** Start of RAW DATA **

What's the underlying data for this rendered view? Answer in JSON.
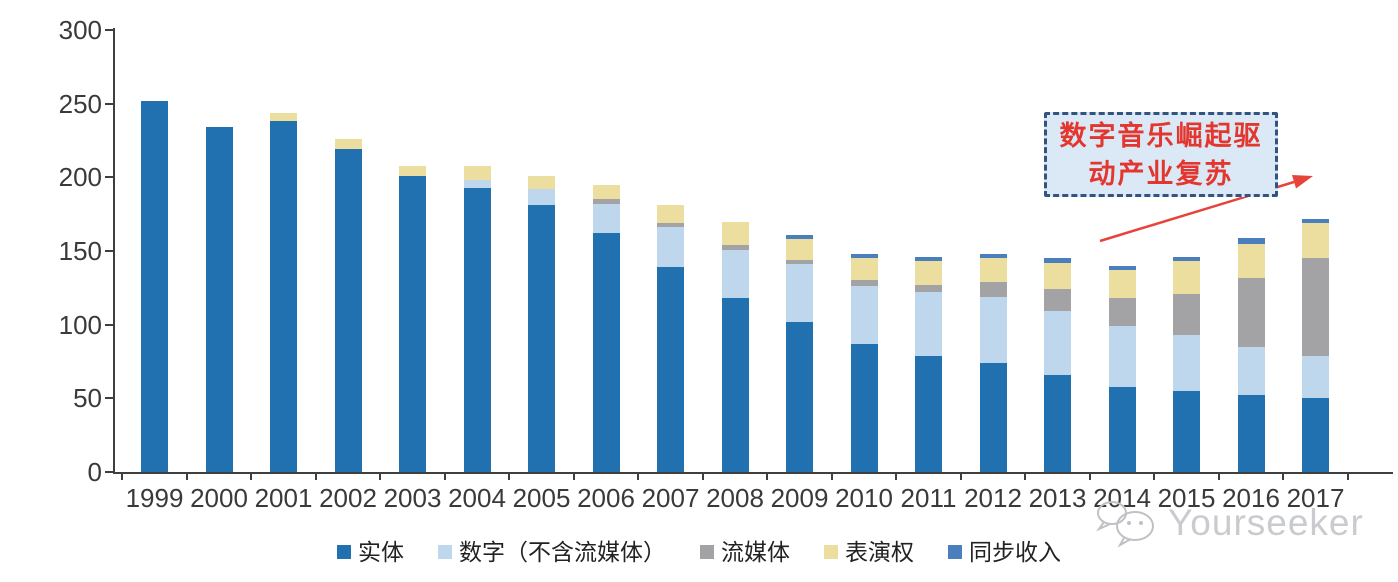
{
  "chart_data": {
    "type": "bar",
    "stacked": true,
    "title": "",
    "xlabel": "",
    "ylabel": "",
    "ylim": [
      0,
      300
    ],
    "yticks": [
      0,
      50,
      100,
      150,
      200,
      250,
      300
    ],
    "grid": false,
    "legend_position": "bottom",
    "categories": [
      "1999",
      "2000",
      "2001",
      "2002",
      "2003",
      "2004",
      "2005",
      "2006",
      "2007",
      "2008",
      "2009",
      "2010",
      "2011",
      "2012",
      "2013",
      "2014",
      "2015",
      "2016",
      "2017"
    ],
    "series": [
      {
        "name": "实体",
        "key": "physical",
        "color": "#2170af",
        "values": [
          252,
          234,
          238,
          219,
          201,
          193,
          181,
          162,
          139,
          118,
          102,
          87,
          79,
          74,
          66,
          58,
          55,
          52,
          50
        ]
      },
      {
        "name": "数字（不含流媒体）",
        "key": "digital-excl-streaming",
        "color": "#bfd7ed",
        "values": [
          0,
          0,
          0,
          0,
          0,
          5,
          11,
          20,
          27,
          33,
          39,
          39,
          43,
          45,
          43,
          41,
          38,
          33,
          29
        ]
      },
      {
        "name": "流媒体",
        "key": "streaming",
        "color": "#a3a3a5",
        "values": [
          0,
          0,
          0,
          0,
          0,
          0,
          0,
          3,
          3,
          3,
          3,
          4,
          5,
          10,
          15,
          19,
          28,
          47,
          66
        ]
      },
      {
        "name": "表演权",
        "key": "performance-rights",
        "color": "#ecde9f",
        "values": [
          0,
          0,
          6,
          7,
          7,
          10,
          9,
          10,
          12,
          16,
          14,
          15,
          16,
          16,
          18,
          19,
          22,
          23,
          24
        ]
      },
      {
        "name": "同步收入",
        "key": "sync",
        "color": "#4a7ebc",
        "values": [
          0,
          0,
          0,
          0,
          0,
          0,
          0,
          0,
          0,
          0,
          3,
          3,
          3,
          3,
          3,
          3,
          3,
          4,
          3
        ]
      }
    ]
  },
  "annotation": {
    "text": "数字音乐崛起驱动产业复苏",
    "line1": "数字音乐崛起驱",
    "line2": "动产业复苏",
    "text_color": "#e3362e",
    "box_fill": "#dbe9f6",
    "box_border": "#33547f",
    "arrow_color": "#e8433a"
  },
  "watermark": {
    "brand": "Yourseeker",
    "icon": "wechat-icon",
    "color": "#c9cbce"
  }
}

** End of RAW DATA **

• _GOAL_:
Restate each entry word for word, leaving out any pictures.

• _TASK ANSWER_:
What's the underlying data for this rendered view? Answer in JSON.
{
  "chart_data": {
    "type": "bar",
    "stacked": true,
    "title": "",
    "xlabel": "",
    "ylabel": "",
    "ylim": [
      0,
      300
    ],
    "yticks": [
      0,
      50,
      100,
      150,
      200,
      250,
      300
    ],
    "grid": false,
    "legend_position": "bottom",
    "categories": [
      "1999",
      "2000",
      "2001",
      "2002",
      "2003",
      "2004",
      "2005",
      "2006",
      "2007",
      "2008",
      "2009",
      "2010",
      "2011",
      "2012",
      "2013",
      "2014",
      "2015",
      "2016",
      "2017"
    ],
    "series": [
      {
        "name": "实体",
        "key": "physical",
        "color": "#2170af",
        "values": [
          252,
          234,
          238,
          219,
          201,
          193,
          181,
          162,
          139,
          118,
          102,
          87,
          79,
          74,
          66,
          58,
          55,
          52,
          50
        ]
      },
      {
        "name": "数字（不含流媒体）",
        "key": "digital-excl-streaming",
        "color": "#bfd7ed",
        "values": [
          0,
          0,
          0,
          0,
          0,
          5,
          11,
          20,
          27,
          33,
          39,
          39,
          43,
          45,
          43,
          41,
          38,
          33,
          29
        ]
      },
      {
        "name": "流媒体",
        "key": "streaming",
        "color": "#a3a3a5",
        "values": [
          0,
          0,
          0,
          0,
          0,
          0,
          0,
          3,
          3,
          3,
          3,
          4,
          5,
          10,
          15,
          19,
          28,
          47,
          66
        ]
      },
      {
        "name": "表演权",
        "key": "performance-rights",
        "color": "#ecde9f",
        "values": [
          0,
          0,
          6,
          7,
          7,
          10,
          9,
          10,
          12,
          16,
          14,
          15,
          16,
          16,
          18,
          19,
          22,
          23,
          24
        ]
      },
      {
        "name": "同步收入",
        "key": "sync",
        "color": "#4a7ebc",
        "values": [
          0,
          0,
          0,
          0,
          0,
          0,
          0,
          0,
          0,
          0,
          3,
          3,
          3,
          3,
          3,
          3,
          3,
          4,
          3
        ]
      }
    ]
  },
  "annotation": {
    "text": "数字音乐崛起驱动产业复苏",
    "line1": "数字音乐崛起驱",
    "line2": "动产业复苏",
    "text_color": "#e3362e",
    "box_fill": "#dbe9f6",
    "box_border": "#33547f",
    "arrow_color": "#e8433a"
  },
  "watermark": {
    "brand": "Yourseeker",
    "icon": "wechat-icon",
    "color": "#c9cbce"
  }
}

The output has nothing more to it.